[Source data]
— BEGIN —

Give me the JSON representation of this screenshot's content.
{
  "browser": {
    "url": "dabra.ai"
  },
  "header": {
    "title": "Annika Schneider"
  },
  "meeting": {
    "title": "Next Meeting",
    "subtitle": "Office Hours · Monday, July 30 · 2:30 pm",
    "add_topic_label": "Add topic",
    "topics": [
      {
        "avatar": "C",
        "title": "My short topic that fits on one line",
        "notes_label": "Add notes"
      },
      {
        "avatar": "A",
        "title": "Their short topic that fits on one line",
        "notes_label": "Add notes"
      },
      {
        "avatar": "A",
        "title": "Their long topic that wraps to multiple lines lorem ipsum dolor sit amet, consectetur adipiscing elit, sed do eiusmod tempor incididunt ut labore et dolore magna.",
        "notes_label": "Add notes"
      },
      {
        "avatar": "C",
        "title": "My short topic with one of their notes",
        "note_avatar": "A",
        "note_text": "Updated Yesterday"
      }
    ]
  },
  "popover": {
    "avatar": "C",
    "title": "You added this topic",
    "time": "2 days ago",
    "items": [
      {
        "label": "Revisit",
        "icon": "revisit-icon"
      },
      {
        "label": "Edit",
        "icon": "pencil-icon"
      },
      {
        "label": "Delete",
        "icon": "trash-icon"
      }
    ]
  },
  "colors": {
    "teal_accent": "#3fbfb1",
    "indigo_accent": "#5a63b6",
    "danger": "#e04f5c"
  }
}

— END —

Print all of the entries again, exactly as written.

● **TASK RESPONSE**:
Give me the JSON representation of this screenshot's content.
{
  "browser": {
    "url": "dabra.ai"
  },
  "header": {
    "title": "Annika Schneider"
  },
  "meeting": {
    "title": "Next Meeting",
    "subtitle": "Office Hours · Monday, July 30 · 2:30 pm",
    "add_topic_label": "Add topic",
    "topics": [
      {
        "avatar": "C",
        "title": "My short topic that fits on one line",
        "notes_label": "Add notes"
      },
      {
        "avatar": "A",
        "title": "Their short topic that fits on one line",
        "notes_label": "Add notes"
      },
      {
        "avatar": "A",
        "title": "Their long topic that wraps to multiple lines lorem ipsum dolor sit amet, consectetur adipiscing elit, sed do eiusmod tempor incididunt ut labore et dolore magna.",
        "notes_label": "Add notes"
      },
      {
        "avatar": "C",
        "title": "My short topic with one of their notes",
        "note_avatar": "A",
        "note_text": "Updated Yesterday"
      }
    ]
  },
  "popover": {
    "avatar": "C",
    "title": "You added this topic",
    "time": "2 days ago",
    "items": [
      {
        "label": "Revisit",
        "icon": "revisit-icon"
      },
      {
        "label": "Edit",
        "icon": "pencil-icon"
      },
      {
        "label": "Delete",
        "icon": "trash-icon"
      }
    ]
  },
  "colors": {
    "teal_accent": "#3fbfb1",
    "indigo_accent": "#5a63b6",
    "danger": "#e04f5c"
  }
}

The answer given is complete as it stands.